(Dataset records)
•••••
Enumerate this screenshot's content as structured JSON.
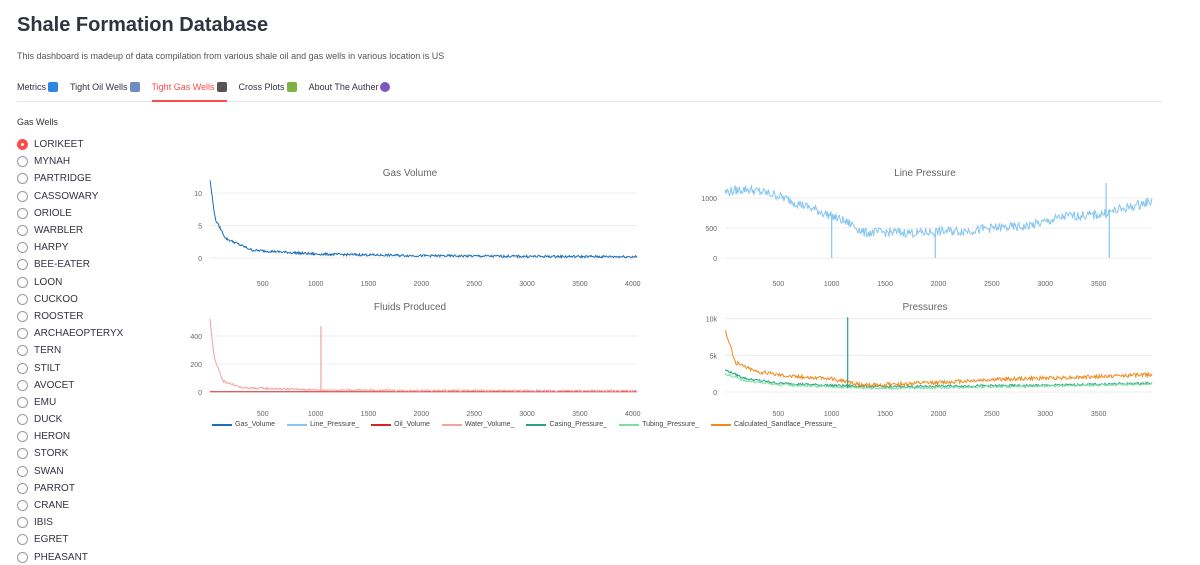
{
  "header": {
    "title": "Shale Formation Database",
    "description": "This dashboard is madeup of data compilation from various shale oil and gas wells in various location is US"
  },
  "tabs": [
    {
      "label": "Metrics",
      "icon": "chart-emoji-icon",
      "color": "#2e86de",
      "active": false
    },
    {
      "label": "Tight Oil Wells",
      "icon": "chart-down-emoji-icon",
      "color": "#6c8ebf",
      "active": false
    },
    {
      "label": "Tight Gas Wells",
      "icon": "calendar-emoji-icon",
      "color": "#555555",
      "active": true
    },
    {
      "label": "Cross Plots",
      "icon": "map-emoji-icon",
      "color": "#7cb342",
      "active": false
    },
    {
      "label": "About The Auther",
      "icon": "globe-emoji-icon",
      "color": "#7e57c2",
      "active": false
    }
  ],
  "wells": {
    "label": "Gas Wells",
    "selected": "LORIKEET",
    "options": [
      "LORIKEET",
      "MYNAH",
      "PARTRIDGE",
      "CASSOWARY",
      "ORIOLE",
      "WARBLER",
      "HARPY",
      "BEE-EATER",
      "LOON",
      "CUCKOO",
      "ROOSTER",
      "ARCHAEOPTERYX",
      "TERN",
      "STILT",
      "AVOCET",
      "EMU",
      "DUCK",
      "HERON",
      "STORK",
      "SWAN",
      "PARROT",
      "CRANE",
      "IBIS",
      "EGRET",
      "PHEASANT"
    ]
  },
  "chart_data": [
    {
      "type": "line",
      "title": "Gas Volume",
      "xlim": [
        1,
        4040
      ],
      "ylim": [
        0,
        12
      ],
      "xticks": [
        500,
        1000,
        1500,
        2000,
        2500,
        3000,
        3500,
        4000
      ],
      "yticks": [
        0,
        5,
        10
      ],
      "series": [
        {
          "name": "Gas_Volume",
          "color": "#1f6fb5",
          "shape": "decay",
          "values": [
            [
              1,
              12
            ],
            [
              50,
              6
            ],
            [
              150,
              3
            ],
            [
              400,
              1.2
            ],
            [
              1000,
              0.6
            ],
            [
              2000,
              0.35
            ],
            [
              3000,
              0.25
            ],
            [
              4040,
              0.2
            ]
          ]
        }
      ]
    },
    {
      "type": "line",
      "title": "Line Pressure",
      "xlim": [
        1,
        4000
      ],
      "ylim": [
        0,
        1300
      ],
      "xticks": [
        500,
        1000,
        1500,
        2000,
        2500,
        3000,
        3500
      ],
      "yticks": [
        0,
        500,
        1000
      ],
      "series": [
        {
          "name": "Line_Pressure_",
          "color": "#86c5f0",
          "values": [
            [
              1,
              1100
            ],
            [
              200,
              1150
            ],
            [
              480,
              1050
            ],
            [
              700,
              900
            ],
            [
              850,
              800
            ],
            [
              1000,
              700
            ],
            [
              1200,
              550
            ],
            [
              1300,
              420
            ],
            [
              1500,
              430
            ],
            [
              1800,
              420
            ],
            [
              2000,
              440
            ],
            [
              2300,
              460
            ],
            [
              2500,
              500
            ],
            [
              2800,
              520
            ],
            [
              3000,
              600
            ],
            [
              3200,
              700
            ],
            [
              3500,
              720
            ],
            [
              3800,
              850
            ],
            [
              4000,
              950
            ]
          ]
        }
      ]
    },
    {
      "type": "line",
      "title": "Fluids Produced",
      "xlim": [
        1,
        4040
      ],
      "ylim": [
        0,
        550
      ],
      "xticks": [
        500,
        1000,
        1500,
        2000,
        2500,
        3000,
        3500,
        4000
      ],
      "yticks": [
        0,
        200,
        400
      ],
      "series": [
        {
          "name": "Oil_Volume",
          "color": "#d62728",
          "values": [
            [
              1,
              2
            ],
            [
              4040,
              2
            ]
          ]
        },
        {
          "name": "Water_Volume_",
          "color": "#f4a3a3",
          "values": [
            [
              1,
              520
            ],
            [
              40,
              250
            ],
            [
              120,
              80
            ],
            [
              300,
              30
            ],
            [
              1000,
              15
            ],
            [
              2000,
              10
            ],
            [
              4040,
              8
            ]
          ]
        }
      ]
    },
    {
      "type": "line",
      "title": "Pressures",
      "xlim": [
        1,
        4000
      ],
      "ylim": [
        0,
        10500
      ],
      "xticks": [
        500,
        1000,
        1500,
        2000,
        2500,
        3000,
        3500
      ],
      "yticks": [
        0,
        5000,
        10000
      ],
      "ytick_labels": [
        "0",
        "5k",
        "10k"
      ],
      "series": [
        {
          "name": "Casing_Pressure_",
          "color": "#2ca089",
          "values": [
            [
              1,
              3000
            ],
            [
              200,
              1800
            ],
            [
              500,
              1200
            ],
            [
              1000,
              900
            ],
            [
              1500,
              700
            ],
            [
              2000,
              800
            ],
            [
              3000,
              900
            ],
            [
              4000,
              1200
            ]
          ]
        },
        {
          "name": "Tubing_Pressure_",
          "color": "#7ee0a0",
          "values": [
            [
              1,
              2500
            ],
            [
              200,
              1500
            ],
            [
              500,
              1000
            ],
            [
              1000,
              700
            ],
            [
              1500,
              500
            ],
            [
              2000,
              600
            ],
            [
              3000,
              800
            ],
            [
              4000,
              1100
            ]
          ]
        },
        {
          "name": "Calculated_Sandface_Pressure_",
          "color": "#f08a1c",
          "values": [
            [
              1,
              8500
            ],
            [
              100,
              4000
            ],
            [
              300,
              2800
            ],
            [
              600,
              2200
            ],
            [
              1000,
              1800
            ],
            [
              1300,
              900
            ],
            [
              2000,
              1300
            ],
            [
              2500,
              1700
            ],
            [
              3000,
              1900
            ],
            [
              3500,
              2100
            ],
            [
              4000,
              2400
            ]
          ]
        }
      ]
    }
  ],
  "legend": [
    {
      "name": "Gas_Volume",
      "color": "#1f6fb5"
    },
    {
      "name": "Line_Pressure_",
      "color": "#86c5f0"
    },
    {
      "name": "Oil_Volume",
      "color": "#d62728"
    },
    {
      "name": "Water_Volume_",
      "color": "#f4a3a3"
    },
    {
      "name": "Casing_Pressure_",
      "color": "#2ca089"
    },
    {
      "name": "Tubing_Pressure_",
      "color": "#7ee0a0"
    },
    {
      "name": "Calculated_Sandface_Pressure_",
      "color": "#f08a1c"
    }
  ]
}
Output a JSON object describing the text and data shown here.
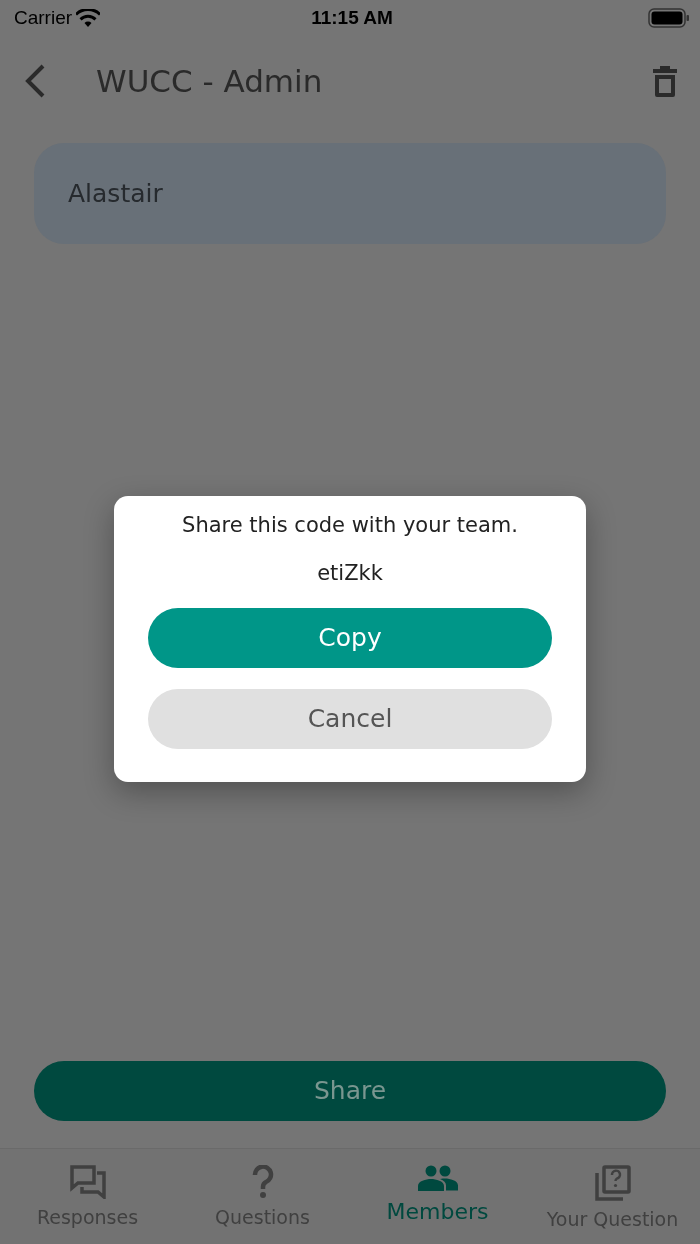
•••••
Take the entries shown above and quote them verbatim, passing over the pictures.

Solution to this exercise:
Enumerate this screenshot's content as structured JSON.
{
  "header": {
    "title": "Shale Formation Database",
    "description": "This dashboard is madeup of data compilation from various shale oil and gas wells in various location is US"
  },
  "tabs": [
    {
      "label": "Metrics",
      "icon": "chart-emoji-icon",
      "color": "#2e86de",
      "active": false
    },
    {
      "label": "Tight Oil Wells",
      "icon": "chart-down-emoji-icon",
      "color": "#6c8ebf",
      "active": false
    },
    {
      "label": "Tight Gas Wells",
      "icon": "calendar-emoji-icon",
      "color": "#555555",
      "active": true
    },
    {
      "label": "Cross Plots",
      "icon": "map-emoji-icon",
      "color": "#7cb342",
      "active": false
    },
    {
      "label": "About The Auther",
      "icon": "globe-emoji-icon",
      "color": "#7e57c2",
      "active": false
    }
  ],
  "wells": {
    "label": "Gas Wells",
    "selected": "LORIKEET",
    "options": [
      "LORIKEET",
      "MYNAH",
      "PARTRIDGE",
      "CASSOWARY",
      "ORIOLE",
      "WARBLER",
      "HARPY",
      "BEE-EATER",
      "LOON",
      "CUCKOO",
      "ROOSTER",
      "ARCHAEOPTERYX",
      "TERN",
      "STILT",
      "AVOCET",
      "EMU",
      "DUCK",
      "HERON",
      "STORK",
      "SWAN",
      "PARROT",
      "CRANE",
      "IBIS",
      "EGRET",
      "PHEASANT"
    ]
  },
  "chart_data": [
    {
      "type": "line",
      "title": "Gas Volume",
      "xlim": [
        1,
        4040
      ],
      "ylim": [
        0,
        12
      ],
      "xticks": [
        500,
        1000,
        1500,
        2000,
        2500,
        3000,
        3500,
        4000
      ],
      "yticks": [
        0,
        5,
        10
      ],
      "series": [
        {
          "name": "Gas_Volume",
          "color": "#1f6fb5",
          "shape": "decay",
          "values": [
            [
              1,
              12
            ],
            [
              50,
              6
            ],
            [
              150,
              3
            ],
            [
              400,
              1.2
            ],
            [
              1000,
              0.6
            ],
            [
              2000,
              0.35
            ],
            [
              3000,
              0.25
            ],
            [
              4040,
              0.2
            ]
          ]
        }
      ]
    },
    {
      "type": "line",
      "title": "Line Pressure",
      "xlim": [
        1,
        4000
      ],
      "ylim": [
        0,
        1300
      ],
      "xticks": [
        500,
        1000,
        1500,
        2000,
        2500,
        3000,
        3500
      ],
      "yticks": [
        0,
        500,
        1000
      ],
      "series": [
        {
          "name": "Line_Pressure_",
          "color": "#86c5f0",
          "values": [
            [
              1,
              1100
            ],
            [
              200,
              1150
            ],
            [
              480,
              1050
            ],
            [
              700,
              900
            ],
            [
              850,
              800
            ],
            [
              1000,
              700
            ],
            [
              1200,
              550
            ],
            [
              1300,
              420
            ],
            [
              1500,
              430
            ],
            [
              1800,
              420
            ],
            [
              2000,
              440
            ],
            [
              2300,
              460
            ],
            [
              2500,
              500
            ],
            [
              2800,
              520
            ],
            [
              3000,
              600
            ],
            [
              3200,
              700
            ],
            [
              3500,
              720
            ],
            [
              3800,
              850
            ],
            [
              4000,
              950
            ]
          ]
        }
      ]
    },
    {
      "type": "line",
      "title": "Fluids Produced",
      "xlim": [
        1,
        4040
      ],
      "ylim": [
        0,
        550
      ],
      "xticks": [
        500,
        1000,
        1500,
        2000,
        2500,
        3000,
        3500,
        4000
      ],
      "yticks": [
        0,
        200,
        400
      ],
      "series": [
        {
          "name": "Oil_Volume",
          "color": "#d62728",
          "values": [
            [
              1,
              2
            ],
            [
              4040,
              2
            ]
          ]
        },
        {
          "name": "Water_Volume_",
          "color": "#f4a3a3",
          "values": [
            [
              1,
              520
            ],
            [
              40,
              250
            ],
            [
              120,
              80
            ],
            [
              300,
              30
            ],
            [
              1000,
              15
            ],
            [
              2000,
              10
            ],
            [
              4040,
              8
            ]
          ]
        }
      ]
    },
    {
      "type": "line",
      "title": "Pressures",
      "xlim": [
        1,
        4000
      ],
      "ylim": [
        0,
        10500
      ],
      "xticks": [
        500,
        1000,
        1500,
        2000,
        2500,
        3000,
        3500
      ],
      "yticks": [
        0,
        5000,
        10000
      ],
      "ytick_labels": [
        "0",
        "5k",
        "10k"
      ],
      "series": [
        {
          "name": "Casing_Pressure_",
          "color": "#2ca089",
          "values": [
            [
              1,
              3000
            ],
            [
              200,
              1800
            ],
            [
              500,
              1200
            ],
            [
              1000,
              900
            ],
            [
              1500,
              700
            ],
            [
              2000,
              800
            ],
            [
              3000,
              900
            ],
            [
              4000,
              1200
            ]
          ]
        },
        {
          "name": "Tubing_Pressure_",
          "color": "#7ee0a0",
          "values": [
            [
              1,
              2500
            ],
            [
              200,
              1500
            ],
            [
              500,
              1000
            ],
            [
              1000,
              700
            ],
            [
              1500,
              500
            ],
            [
              2000,
              600
            ],
            [
              3000,
              800
            ],
            [
              4000,
              1100
            ]
          ]
        },
        {
          "name": "Calculated_Sandface_Pressure_",
          "color": "#f08a1c",
          "values": [
            [
              1,
              8500
            ],
            [
              100,
              4000
            ],
            [
              300,
              2800
            ],
            [
              600,
              2200
            ],
            [
              1000,
              1800
            ],
            [
              1300,
              900
            ],
            [
              2000,
              1300
            ],
            [
              2500,
              1700
            ],
            [
              3000,
              1900
            ],
            [
              3500,
              2100
            ],
            [
              4000,
              2400
            ]
          ]
        }
      ]
    }
  ],
  "legend": [
    {
      "name": "Gas_Volume",
      "color": "#1f6fb5"
    },
    {
      "name": "Line_Pressure_",
      "color": "#86c5f0"
    },
    {
      "name": "Oil_Volume",
      "color": "#d62728"
    },
    {
      "name": "Water_Volume_",
      "color": "#f4a3a3"
    },
    {
      "name": "Casing_Pressure_",
      "color": "#2ca089"
    },
    {
      "name": "Tubing_Pressure_",
      "color": "#7ee0a0"
    },
    {
      "name": "Calculated_Sandface_Pressure_",
      "color": "#f08a1c"
    }
  ]
}
Output a JSON object describing the text and data shown here.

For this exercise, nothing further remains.